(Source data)
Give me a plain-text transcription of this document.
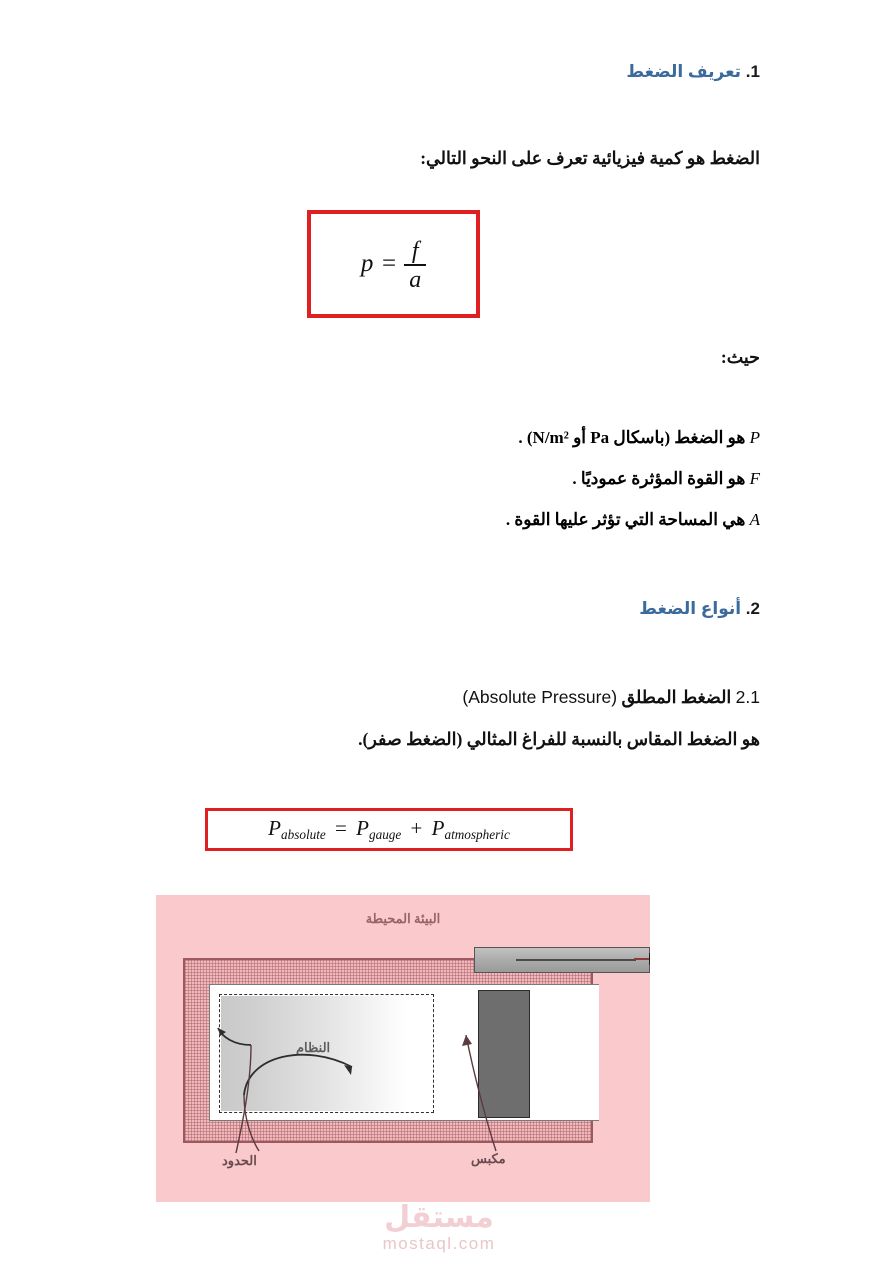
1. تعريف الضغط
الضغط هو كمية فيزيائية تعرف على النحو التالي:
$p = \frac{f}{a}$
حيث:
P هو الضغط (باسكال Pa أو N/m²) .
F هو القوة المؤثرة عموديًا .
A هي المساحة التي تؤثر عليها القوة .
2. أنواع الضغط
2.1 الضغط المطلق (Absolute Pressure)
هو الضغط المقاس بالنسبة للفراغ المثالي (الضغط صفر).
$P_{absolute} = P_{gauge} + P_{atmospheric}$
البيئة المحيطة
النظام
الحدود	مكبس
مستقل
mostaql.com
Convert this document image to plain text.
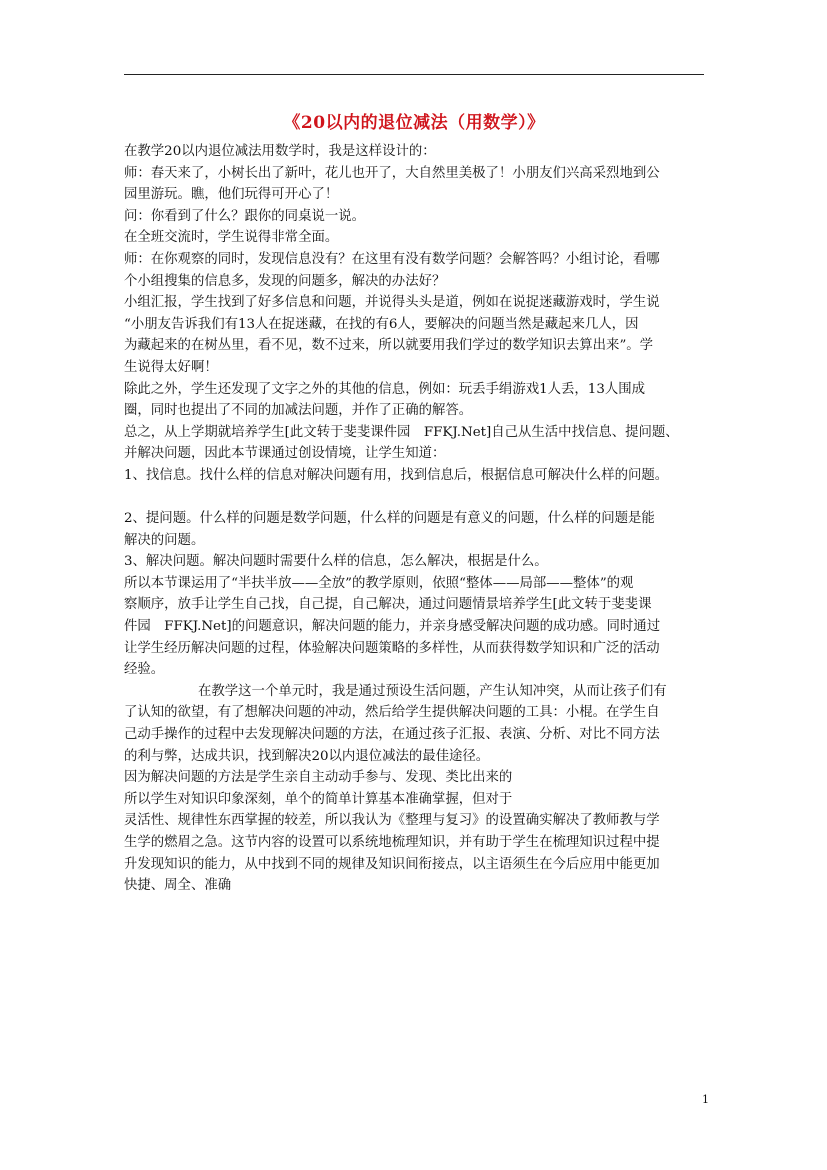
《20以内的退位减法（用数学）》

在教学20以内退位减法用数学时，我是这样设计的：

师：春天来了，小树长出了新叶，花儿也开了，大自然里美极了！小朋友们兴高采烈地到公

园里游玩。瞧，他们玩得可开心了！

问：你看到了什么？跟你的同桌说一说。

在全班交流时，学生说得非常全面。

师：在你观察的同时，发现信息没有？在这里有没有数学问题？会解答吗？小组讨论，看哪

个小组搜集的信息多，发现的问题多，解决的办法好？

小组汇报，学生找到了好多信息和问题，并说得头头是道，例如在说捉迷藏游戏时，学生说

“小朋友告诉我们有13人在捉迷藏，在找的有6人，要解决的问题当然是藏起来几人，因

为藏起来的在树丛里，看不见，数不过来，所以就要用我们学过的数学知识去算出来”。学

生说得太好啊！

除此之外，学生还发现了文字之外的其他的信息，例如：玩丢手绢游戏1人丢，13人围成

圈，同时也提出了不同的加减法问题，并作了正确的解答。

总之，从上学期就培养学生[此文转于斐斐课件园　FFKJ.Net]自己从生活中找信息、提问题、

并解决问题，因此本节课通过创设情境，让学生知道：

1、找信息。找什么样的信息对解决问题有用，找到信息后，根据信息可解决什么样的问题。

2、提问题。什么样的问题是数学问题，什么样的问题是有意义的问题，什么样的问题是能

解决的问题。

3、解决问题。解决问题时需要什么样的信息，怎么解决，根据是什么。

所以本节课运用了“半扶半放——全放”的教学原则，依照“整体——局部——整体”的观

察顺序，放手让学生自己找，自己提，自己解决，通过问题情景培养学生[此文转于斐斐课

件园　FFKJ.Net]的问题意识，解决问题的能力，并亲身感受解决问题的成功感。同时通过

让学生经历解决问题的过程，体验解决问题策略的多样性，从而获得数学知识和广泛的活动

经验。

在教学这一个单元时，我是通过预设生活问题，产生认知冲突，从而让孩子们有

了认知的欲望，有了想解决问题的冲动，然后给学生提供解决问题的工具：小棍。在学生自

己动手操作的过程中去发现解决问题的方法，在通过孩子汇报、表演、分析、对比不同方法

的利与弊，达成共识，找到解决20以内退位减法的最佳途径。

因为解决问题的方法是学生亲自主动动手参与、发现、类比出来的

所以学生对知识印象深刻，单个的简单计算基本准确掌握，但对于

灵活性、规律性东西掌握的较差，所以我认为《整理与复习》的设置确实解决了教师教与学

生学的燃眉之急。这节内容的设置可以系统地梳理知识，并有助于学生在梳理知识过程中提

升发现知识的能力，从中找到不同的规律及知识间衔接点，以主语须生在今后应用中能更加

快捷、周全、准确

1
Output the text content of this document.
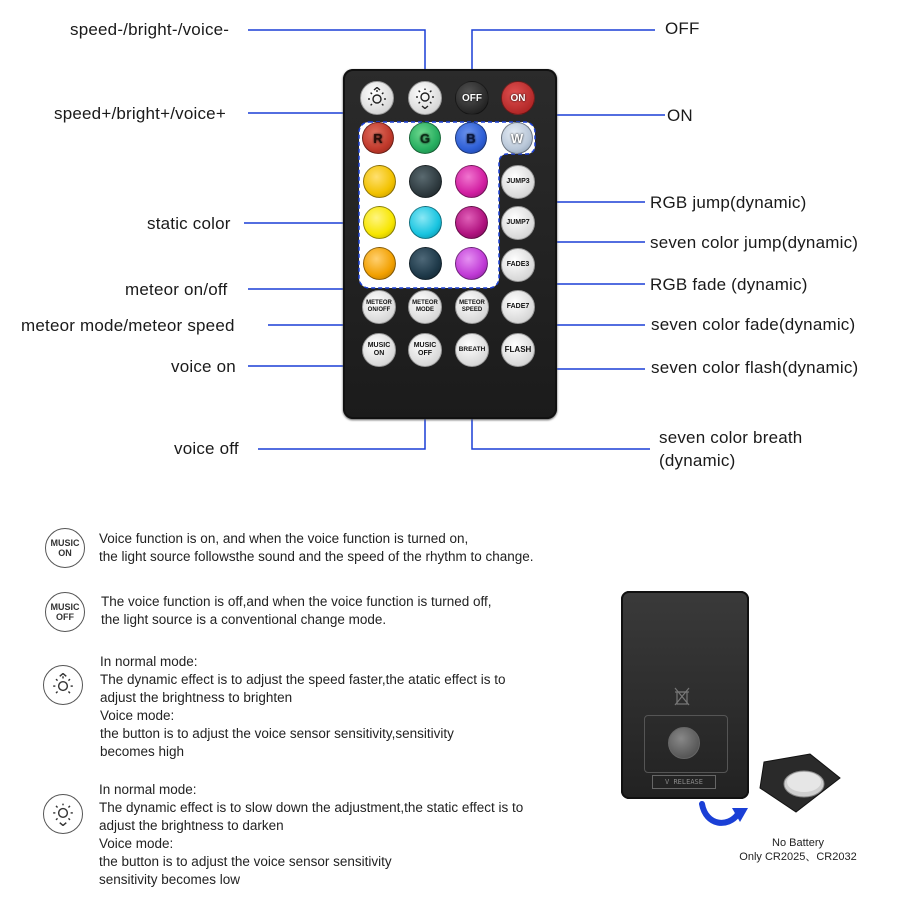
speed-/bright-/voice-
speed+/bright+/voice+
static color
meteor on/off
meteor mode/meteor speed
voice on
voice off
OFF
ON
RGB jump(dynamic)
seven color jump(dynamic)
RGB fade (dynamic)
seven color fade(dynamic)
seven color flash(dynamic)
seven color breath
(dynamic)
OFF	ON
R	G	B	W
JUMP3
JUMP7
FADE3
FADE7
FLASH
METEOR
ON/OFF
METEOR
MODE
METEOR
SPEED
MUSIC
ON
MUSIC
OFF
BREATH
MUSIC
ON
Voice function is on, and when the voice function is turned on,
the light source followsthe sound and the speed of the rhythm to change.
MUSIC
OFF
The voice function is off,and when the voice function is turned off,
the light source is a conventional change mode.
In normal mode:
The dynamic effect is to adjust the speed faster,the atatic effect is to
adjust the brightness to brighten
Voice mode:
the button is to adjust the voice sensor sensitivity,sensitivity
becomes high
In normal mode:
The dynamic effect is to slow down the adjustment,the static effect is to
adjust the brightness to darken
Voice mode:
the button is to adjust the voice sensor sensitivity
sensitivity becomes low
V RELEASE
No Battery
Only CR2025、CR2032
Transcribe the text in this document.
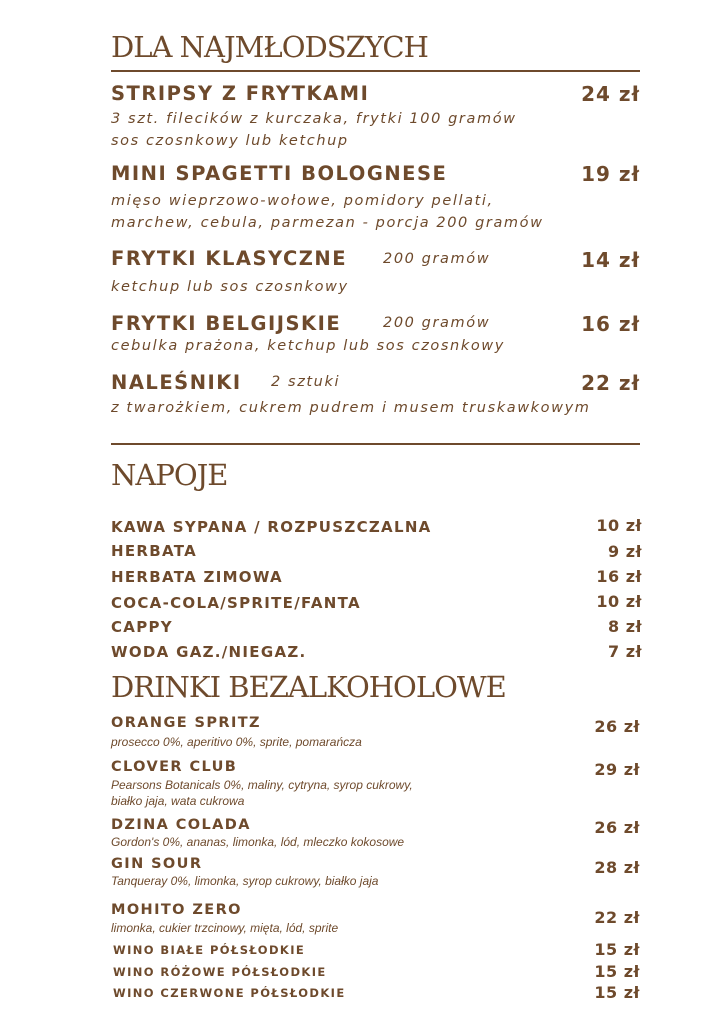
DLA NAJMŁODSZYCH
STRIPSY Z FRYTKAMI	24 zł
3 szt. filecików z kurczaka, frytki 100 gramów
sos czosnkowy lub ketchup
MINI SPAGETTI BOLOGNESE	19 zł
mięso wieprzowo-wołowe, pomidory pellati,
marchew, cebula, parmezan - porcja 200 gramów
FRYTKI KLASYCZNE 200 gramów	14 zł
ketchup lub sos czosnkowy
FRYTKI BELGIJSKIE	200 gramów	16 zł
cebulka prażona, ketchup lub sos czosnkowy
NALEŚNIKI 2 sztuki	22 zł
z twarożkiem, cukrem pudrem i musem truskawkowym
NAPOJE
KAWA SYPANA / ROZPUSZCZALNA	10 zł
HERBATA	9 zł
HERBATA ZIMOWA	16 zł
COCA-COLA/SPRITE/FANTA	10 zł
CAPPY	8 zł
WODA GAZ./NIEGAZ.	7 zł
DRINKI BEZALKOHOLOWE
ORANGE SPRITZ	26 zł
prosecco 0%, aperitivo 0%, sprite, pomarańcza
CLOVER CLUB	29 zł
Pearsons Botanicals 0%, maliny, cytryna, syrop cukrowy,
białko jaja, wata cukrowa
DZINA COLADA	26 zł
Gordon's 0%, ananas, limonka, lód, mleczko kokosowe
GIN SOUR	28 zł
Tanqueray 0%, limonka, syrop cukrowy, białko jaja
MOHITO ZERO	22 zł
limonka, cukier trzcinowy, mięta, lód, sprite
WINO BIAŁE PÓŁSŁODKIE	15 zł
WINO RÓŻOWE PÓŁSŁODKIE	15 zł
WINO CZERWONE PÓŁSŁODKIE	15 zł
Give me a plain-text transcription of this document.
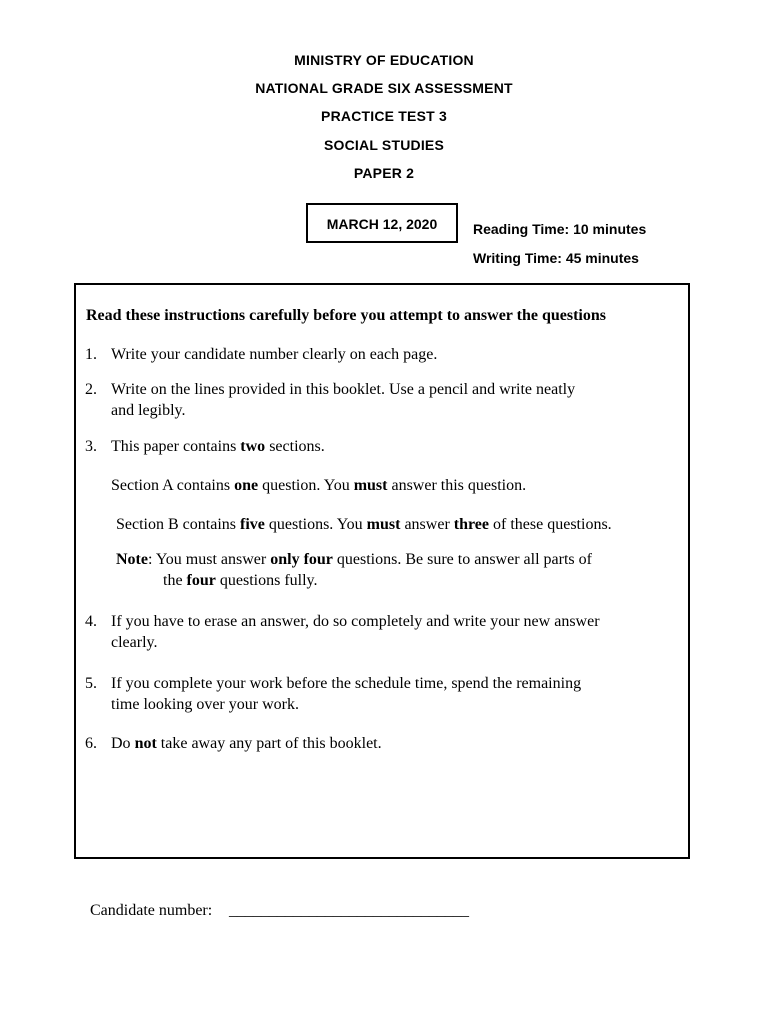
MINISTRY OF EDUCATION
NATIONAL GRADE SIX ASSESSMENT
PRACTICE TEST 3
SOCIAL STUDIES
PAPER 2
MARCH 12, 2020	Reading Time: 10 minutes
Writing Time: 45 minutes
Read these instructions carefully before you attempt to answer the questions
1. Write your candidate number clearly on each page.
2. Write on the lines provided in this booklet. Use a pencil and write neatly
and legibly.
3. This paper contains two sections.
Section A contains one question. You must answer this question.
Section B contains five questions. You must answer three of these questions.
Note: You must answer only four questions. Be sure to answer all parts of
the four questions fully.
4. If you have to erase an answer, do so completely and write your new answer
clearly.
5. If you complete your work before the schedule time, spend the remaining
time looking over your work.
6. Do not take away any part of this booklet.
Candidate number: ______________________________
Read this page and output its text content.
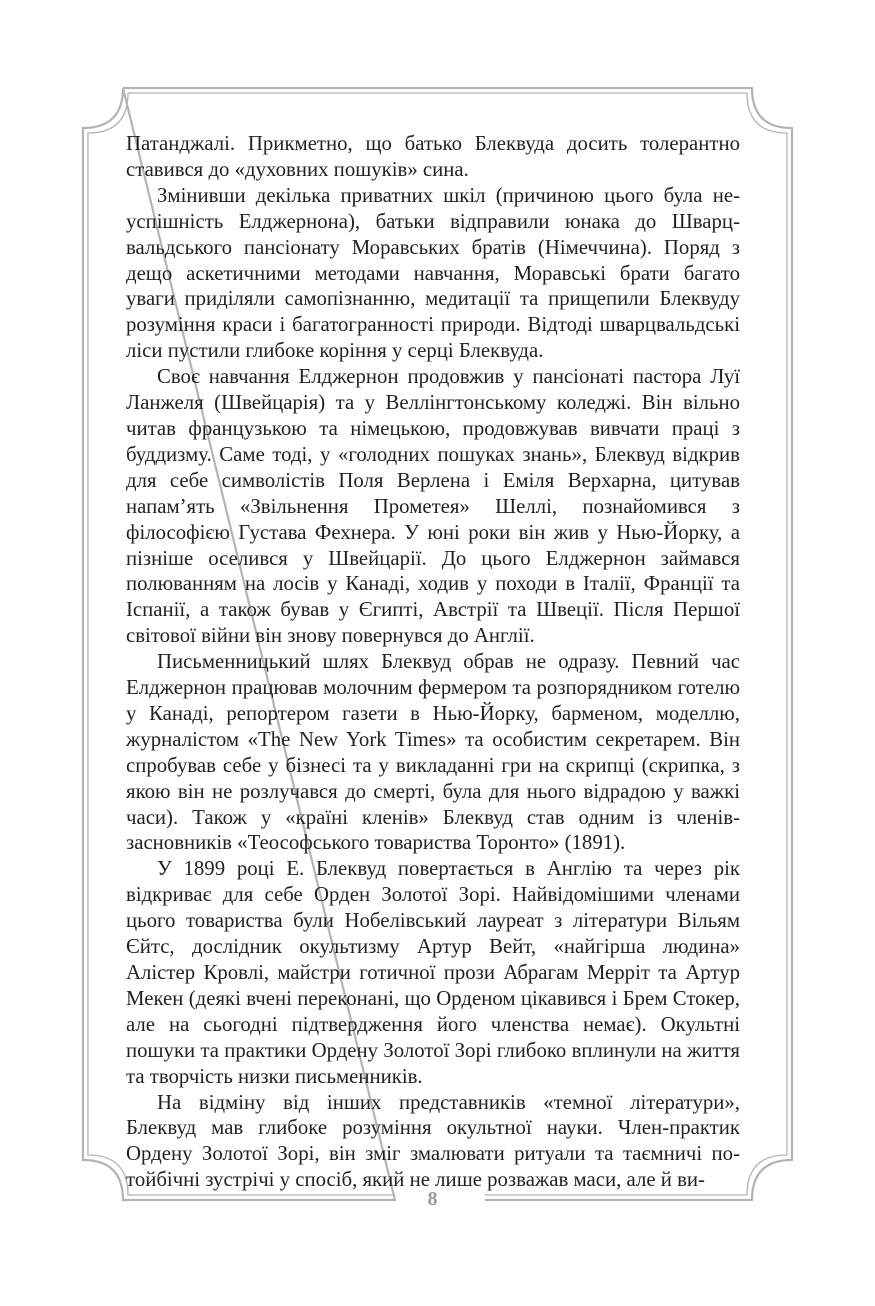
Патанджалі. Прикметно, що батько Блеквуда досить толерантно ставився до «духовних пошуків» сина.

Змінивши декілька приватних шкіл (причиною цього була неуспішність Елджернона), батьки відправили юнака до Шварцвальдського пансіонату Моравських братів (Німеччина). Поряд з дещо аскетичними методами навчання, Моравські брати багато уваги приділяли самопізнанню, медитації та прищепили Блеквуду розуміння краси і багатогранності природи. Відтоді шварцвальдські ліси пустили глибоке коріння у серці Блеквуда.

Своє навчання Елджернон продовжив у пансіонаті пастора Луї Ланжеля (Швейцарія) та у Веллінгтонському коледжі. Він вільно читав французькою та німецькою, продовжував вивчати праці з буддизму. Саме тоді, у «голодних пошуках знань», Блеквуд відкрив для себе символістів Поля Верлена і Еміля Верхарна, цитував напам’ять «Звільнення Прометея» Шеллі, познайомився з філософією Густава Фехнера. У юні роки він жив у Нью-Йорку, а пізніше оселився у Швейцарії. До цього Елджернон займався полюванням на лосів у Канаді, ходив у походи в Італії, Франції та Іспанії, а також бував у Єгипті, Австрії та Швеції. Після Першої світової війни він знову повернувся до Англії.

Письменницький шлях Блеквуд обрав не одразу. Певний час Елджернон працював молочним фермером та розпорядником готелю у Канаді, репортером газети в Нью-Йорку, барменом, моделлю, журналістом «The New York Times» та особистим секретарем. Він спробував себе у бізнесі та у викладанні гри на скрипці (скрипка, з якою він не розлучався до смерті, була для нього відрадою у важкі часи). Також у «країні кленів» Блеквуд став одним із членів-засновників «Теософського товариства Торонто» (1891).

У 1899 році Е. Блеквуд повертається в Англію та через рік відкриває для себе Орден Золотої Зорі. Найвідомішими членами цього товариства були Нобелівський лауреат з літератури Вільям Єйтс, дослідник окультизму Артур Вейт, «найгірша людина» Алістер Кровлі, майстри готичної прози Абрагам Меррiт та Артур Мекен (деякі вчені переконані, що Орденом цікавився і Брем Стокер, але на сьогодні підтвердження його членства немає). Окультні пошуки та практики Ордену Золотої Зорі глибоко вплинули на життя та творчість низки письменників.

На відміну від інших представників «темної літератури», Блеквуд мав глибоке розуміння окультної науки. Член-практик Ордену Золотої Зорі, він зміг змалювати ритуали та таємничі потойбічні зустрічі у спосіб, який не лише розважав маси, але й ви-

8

Directions -> Count how many lines above include the word "number" and answer with that figure only.

Complete answer -> 2